## Stated exercise
Give only the number of lines in the listing below where the string "Число" occurs.

Extracted data entries
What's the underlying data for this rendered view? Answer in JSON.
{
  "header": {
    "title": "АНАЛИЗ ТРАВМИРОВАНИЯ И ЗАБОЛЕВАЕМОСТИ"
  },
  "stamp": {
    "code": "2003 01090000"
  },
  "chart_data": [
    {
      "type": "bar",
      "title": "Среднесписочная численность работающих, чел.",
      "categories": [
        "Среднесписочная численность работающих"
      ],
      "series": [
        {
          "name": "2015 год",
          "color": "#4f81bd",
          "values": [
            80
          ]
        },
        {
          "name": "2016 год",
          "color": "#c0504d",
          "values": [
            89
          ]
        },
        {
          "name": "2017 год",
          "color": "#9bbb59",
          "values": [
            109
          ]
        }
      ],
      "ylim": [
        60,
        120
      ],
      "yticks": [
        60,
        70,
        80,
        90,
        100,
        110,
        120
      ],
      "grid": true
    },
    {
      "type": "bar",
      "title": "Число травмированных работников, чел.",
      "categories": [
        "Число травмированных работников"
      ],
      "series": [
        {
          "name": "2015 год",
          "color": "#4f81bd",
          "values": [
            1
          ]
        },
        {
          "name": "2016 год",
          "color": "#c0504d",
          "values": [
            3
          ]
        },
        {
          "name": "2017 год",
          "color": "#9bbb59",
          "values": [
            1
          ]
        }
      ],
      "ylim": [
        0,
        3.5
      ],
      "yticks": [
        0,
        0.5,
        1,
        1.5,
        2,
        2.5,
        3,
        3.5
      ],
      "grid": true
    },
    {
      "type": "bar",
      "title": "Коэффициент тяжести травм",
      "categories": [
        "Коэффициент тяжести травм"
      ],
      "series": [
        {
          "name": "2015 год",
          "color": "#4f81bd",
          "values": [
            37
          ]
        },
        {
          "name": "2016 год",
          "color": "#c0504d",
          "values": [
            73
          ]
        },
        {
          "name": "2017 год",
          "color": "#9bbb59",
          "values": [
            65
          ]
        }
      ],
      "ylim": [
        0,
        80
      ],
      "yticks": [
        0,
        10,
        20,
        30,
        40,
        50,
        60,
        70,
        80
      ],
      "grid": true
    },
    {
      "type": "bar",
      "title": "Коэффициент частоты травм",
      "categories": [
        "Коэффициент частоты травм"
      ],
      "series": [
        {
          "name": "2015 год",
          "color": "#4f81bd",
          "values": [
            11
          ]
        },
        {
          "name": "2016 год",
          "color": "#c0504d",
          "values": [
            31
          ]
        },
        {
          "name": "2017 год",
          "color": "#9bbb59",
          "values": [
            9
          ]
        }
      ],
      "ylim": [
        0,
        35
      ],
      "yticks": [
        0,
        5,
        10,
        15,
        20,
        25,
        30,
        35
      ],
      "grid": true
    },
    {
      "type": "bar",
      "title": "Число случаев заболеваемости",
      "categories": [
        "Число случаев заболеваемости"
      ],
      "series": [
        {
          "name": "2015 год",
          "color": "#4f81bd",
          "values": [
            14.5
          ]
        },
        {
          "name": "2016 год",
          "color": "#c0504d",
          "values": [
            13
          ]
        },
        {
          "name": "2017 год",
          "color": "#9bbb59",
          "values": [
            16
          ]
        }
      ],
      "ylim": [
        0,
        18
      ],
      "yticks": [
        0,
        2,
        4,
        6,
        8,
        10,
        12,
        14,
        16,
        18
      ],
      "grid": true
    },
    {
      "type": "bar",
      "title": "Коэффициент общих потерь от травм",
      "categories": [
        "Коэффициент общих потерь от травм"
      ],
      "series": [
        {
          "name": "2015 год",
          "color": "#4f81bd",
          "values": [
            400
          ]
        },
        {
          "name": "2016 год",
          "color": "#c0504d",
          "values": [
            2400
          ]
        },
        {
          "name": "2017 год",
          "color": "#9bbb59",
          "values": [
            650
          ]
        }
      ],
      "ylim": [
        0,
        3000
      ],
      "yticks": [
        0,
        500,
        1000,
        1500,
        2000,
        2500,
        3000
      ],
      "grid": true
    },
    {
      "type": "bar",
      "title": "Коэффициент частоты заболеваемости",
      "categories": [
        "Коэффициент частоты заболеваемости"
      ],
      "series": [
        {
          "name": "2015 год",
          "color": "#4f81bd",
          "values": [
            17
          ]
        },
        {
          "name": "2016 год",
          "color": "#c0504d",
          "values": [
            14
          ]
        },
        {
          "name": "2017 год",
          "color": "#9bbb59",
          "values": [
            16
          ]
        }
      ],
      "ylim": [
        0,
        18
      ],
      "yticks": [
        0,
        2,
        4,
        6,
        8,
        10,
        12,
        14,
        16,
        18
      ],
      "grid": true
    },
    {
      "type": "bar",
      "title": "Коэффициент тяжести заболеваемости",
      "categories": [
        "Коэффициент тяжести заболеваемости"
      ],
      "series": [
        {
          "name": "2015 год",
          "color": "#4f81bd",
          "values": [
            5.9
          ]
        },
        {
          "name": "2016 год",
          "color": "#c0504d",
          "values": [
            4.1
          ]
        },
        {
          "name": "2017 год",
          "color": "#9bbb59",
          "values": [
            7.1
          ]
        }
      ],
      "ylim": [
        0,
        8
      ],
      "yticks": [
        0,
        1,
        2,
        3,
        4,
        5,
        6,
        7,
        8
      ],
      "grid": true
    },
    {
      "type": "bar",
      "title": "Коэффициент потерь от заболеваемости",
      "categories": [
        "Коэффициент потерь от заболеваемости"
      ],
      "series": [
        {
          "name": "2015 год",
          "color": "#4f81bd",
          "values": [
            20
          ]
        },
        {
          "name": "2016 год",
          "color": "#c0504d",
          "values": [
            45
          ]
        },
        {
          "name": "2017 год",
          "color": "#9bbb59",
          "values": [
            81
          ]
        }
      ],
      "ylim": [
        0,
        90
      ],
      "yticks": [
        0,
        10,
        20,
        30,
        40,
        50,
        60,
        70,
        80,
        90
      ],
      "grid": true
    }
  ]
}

## Solved exercise
4